### WHAT YOU HAVE TO DO:
Only lines with the string "JSON" matter here; gather them from the material below.

○ ○ ○

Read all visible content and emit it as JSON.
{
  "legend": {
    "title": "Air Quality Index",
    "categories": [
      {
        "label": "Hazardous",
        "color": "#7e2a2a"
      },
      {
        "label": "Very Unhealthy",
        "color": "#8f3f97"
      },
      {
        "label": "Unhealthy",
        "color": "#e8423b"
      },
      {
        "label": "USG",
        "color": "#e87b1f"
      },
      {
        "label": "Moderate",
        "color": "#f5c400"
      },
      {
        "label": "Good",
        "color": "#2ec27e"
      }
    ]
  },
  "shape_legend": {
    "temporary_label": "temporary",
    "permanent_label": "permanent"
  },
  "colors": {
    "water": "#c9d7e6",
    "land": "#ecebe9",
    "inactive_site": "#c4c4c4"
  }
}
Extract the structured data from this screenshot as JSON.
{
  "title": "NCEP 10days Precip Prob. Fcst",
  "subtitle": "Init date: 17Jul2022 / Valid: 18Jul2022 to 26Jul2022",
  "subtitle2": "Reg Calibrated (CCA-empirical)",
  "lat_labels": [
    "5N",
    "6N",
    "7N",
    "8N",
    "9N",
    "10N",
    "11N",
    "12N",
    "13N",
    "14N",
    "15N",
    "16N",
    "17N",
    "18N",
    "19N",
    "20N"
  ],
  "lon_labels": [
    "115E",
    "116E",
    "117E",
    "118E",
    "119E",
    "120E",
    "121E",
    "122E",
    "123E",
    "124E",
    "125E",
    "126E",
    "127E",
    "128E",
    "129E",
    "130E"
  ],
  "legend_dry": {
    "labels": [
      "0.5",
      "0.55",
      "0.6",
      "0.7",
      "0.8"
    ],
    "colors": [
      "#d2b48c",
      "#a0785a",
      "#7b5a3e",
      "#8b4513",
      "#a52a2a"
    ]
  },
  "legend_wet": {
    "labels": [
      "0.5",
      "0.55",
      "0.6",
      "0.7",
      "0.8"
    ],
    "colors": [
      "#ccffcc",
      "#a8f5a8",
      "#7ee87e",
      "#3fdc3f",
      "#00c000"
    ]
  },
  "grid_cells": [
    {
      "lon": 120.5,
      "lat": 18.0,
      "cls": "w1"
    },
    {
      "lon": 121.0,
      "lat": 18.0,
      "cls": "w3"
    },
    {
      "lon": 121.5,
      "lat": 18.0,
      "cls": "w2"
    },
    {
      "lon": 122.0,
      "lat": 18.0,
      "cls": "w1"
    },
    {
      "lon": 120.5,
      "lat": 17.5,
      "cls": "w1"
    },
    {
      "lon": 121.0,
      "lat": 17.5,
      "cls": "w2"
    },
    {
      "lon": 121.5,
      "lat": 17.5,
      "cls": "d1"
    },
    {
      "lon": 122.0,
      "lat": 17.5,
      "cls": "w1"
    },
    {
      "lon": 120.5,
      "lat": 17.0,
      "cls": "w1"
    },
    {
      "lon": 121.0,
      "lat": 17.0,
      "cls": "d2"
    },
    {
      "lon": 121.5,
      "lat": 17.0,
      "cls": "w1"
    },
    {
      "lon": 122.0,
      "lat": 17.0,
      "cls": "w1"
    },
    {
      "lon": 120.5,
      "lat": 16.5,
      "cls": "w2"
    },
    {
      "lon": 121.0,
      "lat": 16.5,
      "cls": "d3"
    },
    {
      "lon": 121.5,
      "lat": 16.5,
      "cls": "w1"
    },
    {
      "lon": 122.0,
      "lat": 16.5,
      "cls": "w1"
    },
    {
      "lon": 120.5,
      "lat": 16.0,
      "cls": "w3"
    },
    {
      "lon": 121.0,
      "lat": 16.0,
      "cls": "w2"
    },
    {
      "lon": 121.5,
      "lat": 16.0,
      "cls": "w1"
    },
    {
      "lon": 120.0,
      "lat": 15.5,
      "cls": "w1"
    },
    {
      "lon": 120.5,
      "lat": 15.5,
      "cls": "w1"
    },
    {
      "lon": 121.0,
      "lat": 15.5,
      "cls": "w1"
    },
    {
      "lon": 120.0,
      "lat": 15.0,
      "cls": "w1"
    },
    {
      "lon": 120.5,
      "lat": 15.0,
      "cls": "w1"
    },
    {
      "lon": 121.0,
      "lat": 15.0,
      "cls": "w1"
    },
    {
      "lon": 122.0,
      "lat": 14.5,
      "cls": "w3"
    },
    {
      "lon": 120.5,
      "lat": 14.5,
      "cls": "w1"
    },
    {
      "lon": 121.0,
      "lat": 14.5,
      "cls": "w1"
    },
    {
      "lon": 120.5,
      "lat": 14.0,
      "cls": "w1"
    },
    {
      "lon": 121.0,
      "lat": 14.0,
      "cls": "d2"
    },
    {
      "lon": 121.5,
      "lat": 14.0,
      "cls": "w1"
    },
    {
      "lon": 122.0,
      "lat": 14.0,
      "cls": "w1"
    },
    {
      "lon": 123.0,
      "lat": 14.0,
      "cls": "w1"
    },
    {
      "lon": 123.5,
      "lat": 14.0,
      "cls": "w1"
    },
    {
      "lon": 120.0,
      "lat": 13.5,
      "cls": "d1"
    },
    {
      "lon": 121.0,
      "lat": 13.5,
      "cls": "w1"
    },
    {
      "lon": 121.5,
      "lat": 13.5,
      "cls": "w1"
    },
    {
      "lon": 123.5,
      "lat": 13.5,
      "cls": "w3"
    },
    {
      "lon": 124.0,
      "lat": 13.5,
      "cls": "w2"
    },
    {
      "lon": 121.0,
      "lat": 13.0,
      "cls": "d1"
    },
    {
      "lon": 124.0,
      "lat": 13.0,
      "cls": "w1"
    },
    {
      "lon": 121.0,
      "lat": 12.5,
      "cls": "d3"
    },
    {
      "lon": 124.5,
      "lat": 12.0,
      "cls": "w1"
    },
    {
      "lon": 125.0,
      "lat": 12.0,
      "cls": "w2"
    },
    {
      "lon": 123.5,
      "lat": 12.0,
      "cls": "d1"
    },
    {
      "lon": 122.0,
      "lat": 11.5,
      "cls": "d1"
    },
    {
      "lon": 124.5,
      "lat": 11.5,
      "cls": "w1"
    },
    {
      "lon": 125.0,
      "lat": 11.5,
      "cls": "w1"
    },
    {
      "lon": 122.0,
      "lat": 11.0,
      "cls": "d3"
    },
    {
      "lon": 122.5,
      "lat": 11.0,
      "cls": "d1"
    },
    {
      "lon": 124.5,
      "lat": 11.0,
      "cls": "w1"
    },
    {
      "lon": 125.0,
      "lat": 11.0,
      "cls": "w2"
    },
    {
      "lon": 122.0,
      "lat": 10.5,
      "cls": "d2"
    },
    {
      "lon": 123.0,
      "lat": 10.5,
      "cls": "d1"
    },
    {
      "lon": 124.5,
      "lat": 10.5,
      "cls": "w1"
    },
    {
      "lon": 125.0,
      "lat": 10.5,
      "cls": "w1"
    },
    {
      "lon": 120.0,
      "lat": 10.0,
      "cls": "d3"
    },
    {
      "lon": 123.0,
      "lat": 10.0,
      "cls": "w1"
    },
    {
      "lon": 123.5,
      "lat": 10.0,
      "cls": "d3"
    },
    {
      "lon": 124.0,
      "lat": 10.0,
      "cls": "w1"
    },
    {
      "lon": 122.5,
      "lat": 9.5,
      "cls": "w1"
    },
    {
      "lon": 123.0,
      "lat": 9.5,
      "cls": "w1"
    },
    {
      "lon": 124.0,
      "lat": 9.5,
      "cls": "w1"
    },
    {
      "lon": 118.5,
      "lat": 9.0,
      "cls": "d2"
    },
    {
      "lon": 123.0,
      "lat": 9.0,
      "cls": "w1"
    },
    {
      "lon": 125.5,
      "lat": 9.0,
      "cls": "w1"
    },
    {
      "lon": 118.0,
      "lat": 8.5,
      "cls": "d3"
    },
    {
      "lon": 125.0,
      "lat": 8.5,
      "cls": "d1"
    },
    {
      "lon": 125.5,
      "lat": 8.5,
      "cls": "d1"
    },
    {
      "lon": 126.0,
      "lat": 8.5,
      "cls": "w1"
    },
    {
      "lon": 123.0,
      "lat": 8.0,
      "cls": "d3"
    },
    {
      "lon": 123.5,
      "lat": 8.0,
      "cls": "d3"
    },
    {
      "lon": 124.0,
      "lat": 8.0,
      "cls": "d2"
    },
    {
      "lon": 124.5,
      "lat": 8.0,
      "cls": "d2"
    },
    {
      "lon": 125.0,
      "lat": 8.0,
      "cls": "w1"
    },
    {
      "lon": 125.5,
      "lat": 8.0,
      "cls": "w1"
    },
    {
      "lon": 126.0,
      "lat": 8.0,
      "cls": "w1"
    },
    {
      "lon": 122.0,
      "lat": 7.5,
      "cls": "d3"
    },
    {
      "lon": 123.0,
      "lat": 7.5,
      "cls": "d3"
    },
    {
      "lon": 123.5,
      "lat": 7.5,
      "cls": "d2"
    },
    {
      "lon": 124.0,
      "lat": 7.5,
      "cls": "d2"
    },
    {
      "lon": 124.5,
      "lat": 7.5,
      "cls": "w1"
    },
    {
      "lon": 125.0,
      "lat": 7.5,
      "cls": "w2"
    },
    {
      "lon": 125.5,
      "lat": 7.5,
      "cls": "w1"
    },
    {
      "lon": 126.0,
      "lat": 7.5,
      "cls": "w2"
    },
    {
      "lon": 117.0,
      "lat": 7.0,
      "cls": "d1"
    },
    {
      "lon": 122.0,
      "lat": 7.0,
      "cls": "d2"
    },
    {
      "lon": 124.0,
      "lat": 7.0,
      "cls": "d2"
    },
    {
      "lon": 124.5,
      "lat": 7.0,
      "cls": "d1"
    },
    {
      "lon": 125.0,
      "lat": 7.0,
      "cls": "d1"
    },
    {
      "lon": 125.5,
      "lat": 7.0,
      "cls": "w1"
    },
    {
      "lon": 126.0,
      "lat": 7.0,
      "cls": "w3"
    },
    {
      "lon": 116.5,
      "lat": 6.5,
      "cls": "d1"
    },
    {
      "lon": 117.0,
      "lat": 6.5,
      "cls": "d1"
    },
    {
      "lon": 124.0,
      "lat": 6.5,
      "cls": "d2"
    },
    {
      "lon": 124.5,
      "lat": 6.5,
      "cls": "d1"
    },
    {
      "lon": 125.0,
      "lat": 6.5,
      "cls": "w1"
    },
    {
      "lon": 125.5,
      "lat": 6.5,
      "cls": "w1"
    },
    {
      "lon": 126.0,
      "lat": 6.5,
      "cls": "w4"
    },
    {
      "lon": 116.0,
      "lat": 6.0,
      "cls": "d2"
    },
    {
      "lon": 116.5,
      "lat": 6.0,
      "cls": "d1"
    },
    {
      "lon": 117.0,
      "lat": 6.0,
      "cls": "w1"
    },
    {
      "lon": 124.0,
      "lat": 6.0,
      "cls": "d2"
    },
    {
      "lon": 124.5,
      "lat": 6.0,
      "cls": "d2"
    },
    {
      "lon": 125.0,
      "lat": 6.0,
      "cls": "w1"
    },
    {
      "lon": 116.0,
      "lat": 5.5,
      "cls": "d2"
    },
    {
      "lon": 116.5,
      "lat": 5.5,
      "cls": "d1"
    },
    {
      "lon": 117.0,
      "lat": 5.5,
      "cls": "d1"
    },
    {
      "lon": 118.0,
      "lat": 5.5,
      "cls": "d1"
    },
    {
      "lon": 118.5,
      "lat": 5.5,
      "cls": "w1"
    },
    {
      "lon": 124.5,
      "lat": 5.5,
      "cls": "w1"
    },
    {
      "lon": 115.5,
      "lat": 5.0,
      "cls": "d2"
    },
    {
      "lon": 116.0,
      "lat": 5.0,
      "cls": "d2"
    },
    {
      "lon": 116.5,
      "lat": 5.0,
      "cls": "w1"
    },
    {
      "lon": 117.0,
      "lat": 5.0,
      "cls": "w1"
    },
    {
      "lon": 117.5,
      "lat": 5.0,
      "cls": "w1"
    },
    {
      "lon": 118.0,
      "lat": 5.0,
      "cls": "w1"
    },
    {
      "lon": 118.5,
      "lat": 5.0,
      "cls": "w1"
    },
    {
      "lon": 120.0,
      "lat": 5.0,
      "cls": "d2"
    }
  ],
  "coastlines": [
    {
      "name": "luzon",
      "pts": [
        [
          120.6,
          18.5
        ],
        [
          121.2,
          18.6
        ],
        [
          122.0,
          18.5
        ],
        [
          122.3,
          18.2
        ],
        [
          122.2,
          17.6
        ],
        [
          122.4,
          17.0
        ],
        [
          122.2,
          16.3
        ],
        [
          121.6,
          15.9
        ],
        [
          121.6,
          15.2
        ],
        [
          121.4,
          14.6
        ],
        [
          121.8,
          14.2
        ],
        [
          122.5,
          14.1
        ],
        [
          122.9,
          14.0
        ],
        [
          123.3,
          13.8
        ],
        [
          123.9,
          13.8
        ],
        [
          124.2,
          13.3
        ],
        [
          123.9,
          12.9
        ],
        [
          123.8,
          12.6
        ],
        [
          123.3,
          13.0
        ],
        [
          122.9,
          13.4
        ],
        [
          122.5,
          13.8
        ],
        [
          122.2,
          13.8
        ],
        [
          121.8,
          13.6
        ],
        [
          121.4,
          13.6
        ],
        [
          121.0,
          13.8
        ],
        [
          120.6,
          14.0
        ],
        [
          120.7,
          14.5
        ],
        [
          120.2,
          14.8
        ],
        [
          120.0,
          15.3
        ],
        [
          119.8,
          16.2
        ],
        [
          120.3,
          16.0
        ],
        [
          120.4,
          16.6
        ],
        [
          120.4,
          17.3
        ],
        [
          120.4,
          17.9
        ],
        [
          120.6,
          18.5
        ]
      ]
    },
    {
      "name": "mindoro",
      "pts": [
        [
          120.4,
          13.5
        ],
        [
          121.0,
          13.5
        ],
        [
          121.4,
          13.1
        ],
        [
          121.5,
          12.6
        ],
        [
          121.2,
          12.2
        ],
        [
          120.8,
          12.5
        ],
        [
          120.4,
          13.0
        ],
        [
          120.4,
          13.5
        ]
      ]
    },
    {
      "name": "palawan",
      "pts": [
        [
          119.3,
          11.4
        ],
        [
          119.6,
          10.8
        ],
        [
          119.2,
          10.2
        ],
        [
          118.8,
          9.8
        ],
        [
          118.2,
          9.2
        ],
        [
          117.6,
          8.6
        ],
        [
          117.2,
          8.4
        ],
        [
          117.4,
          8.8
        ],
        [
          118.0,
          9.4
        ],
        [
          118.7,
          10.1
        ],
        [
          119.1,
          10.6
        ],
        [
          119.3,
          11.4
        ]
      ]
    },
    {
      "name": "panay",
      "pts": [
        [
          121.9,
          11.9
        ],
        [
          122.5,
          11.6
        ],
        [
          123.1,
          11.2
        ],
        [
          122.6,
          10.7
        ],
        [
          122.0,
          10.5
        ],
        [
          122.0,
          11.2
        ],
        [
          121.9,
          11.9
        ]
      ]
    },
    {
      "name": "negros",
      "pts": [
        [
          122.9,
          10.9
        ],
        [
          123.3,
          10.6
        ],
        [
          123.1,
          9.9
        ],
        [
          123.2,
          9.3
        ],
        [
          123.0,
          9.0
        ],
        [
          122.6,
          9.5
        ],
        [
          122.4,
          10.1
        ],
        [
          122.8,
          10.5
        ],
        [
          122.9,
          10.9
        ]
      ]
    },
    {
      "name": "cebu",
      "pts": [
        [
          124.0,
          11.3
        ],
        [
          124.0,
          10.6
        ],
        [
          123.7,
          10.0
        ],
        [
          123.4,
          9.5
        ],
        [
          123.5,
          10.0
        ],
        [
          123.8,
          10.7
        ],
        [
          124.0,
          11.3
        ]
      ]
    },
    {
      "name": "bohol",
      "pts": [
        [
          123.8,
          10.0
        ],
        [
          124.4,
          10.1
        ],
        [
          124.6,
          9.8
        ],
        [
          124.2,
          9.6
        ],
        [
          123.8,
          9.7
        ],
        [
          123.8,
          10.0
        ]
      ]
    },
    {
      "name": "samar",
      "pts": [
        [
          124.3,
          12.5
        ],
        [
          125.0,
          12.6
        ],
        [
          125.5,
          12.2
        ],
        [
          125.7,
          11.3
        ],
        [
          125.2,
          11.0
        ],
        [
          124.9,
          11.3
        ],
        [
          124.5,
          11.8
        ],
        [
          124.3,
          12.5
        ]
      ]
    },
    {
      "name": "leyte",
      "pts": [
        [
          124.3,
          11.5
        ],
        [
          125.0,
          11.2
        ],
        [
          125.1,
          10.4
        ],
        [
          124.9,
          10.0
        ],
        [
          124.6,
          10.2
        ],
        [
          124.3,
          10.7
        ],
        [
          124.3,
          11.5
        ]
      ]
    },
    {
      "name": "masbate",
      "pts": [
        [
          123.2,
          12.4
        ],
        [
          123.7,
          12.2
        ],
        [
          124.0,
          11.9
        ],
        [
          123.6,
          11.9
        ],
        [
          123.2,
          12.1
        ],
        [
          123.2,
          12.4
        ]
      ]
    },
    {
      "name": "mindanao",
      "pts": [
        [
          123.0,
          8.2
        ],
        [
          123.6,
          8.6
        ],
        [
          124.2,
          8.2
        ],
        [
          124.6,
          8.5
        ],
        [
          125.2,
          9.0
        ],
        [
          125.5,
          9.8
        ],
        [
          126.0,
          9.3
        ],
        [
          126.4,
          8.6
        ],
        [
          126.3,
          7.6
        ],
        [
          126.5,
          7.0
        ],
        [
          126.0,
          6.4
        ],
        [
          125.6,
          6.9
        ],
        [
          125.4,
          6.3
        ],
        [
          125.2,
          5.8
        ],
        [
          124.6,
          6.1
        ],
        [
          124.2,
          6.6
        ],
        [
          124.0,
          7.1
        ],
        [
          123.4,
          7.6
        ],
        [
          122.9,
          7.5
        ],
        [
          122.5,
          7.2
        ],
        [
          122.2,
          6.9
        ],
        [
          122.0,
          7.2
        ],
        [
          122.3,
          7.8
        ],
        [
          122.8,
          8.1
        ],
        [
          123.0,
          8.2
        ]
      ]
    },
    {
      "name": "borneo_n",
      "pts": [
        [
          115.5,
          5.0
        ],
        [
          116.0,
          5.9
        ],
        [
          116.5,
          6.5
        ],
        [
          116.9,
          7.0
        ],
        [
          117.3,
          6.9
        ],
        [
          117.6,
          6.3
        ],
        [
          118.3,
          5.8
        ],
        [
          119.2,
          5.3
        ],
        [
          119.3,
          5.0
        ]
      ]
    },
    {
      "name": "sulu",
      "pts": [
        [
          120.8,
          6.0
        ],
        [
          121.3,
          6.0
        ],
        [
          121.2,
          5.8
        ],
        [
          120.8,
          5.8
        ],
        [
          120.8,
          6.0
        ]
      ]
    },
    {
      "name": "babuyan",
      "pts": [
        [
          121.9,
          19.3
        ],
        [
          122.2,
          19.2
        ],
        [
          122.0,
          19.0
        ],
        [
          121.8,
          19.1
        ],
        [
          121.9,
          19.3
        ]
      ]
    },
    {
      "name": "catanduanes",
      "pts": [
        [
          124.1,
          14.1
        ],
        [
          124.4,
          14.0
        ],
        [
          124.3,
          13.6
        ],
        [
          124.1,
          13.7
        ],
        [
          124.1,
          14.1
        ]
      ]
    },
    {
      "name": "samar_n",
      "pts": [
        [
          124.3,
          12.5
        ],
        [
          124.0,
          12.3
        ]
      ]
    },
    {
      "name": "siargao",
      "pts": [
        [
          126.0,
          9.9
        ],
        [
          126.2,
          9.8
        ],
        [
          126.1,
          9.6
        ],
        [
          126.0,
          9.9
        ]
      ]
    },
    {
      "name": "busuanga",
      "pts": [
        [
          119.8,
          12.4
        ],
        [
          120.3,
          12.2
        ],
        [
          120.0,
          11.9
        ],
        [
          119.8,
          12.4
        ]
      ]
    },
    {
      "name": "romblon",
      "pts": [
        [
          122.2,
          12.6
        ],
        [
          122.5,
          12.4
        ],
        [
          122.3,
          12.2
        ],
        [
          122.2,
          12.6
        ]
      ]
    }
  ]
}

○ ○ ○

### WRITTEN SOLUTION:
Read all visible content and emit it as JSON.
Extract the structured data from this screenshot as JSON.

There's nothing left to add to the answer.